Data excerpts
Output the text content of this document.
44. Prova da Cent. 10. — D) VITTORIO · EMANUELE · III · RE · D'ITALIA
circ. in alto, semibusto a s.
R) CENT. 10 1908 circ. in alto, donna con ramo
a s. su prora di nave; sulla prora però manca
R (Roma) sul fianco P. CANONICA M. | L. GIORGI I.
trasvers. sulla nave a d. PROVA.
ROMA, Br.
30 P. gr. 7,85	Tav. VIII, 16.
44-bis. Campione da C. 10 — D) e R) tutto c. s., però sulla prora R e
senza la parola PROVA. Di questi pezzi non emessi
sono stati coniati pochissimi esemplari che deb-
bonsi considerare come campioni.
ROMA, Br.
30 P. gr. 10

§ **What the exercise asks**
Reproduce every entry shown above, precisely as it stands.

§ **Response below**
Output the text content of this document.
44. Prova da Cent. 10. — D) VITTORIO · EMANUELE · III · RE · D'ITALIA
circ. in alto, semibusto a s.
R) CENT. 10 1908 circ. in alto, donna con ramo
a s. su prora di nave; sulla prora però manca
R (Roma) sul fianco P. CANONICA M. | L. GIORGI I.
trasvers. sulla nave a d. PROVA.
ROMA, Br.
30 P. gr. 7,85	Tav. VIII, 16.
44-bis. Campione da C. 10 — D) e R) tutto c. s., però sulla prora R e
senza la parola PROVA. Di questi pezzi non emessi
sono stati coniati pochissimi esemplari che deb-
bonsi considerare come campioni.
ROMA, Br.
30 P. gr. 10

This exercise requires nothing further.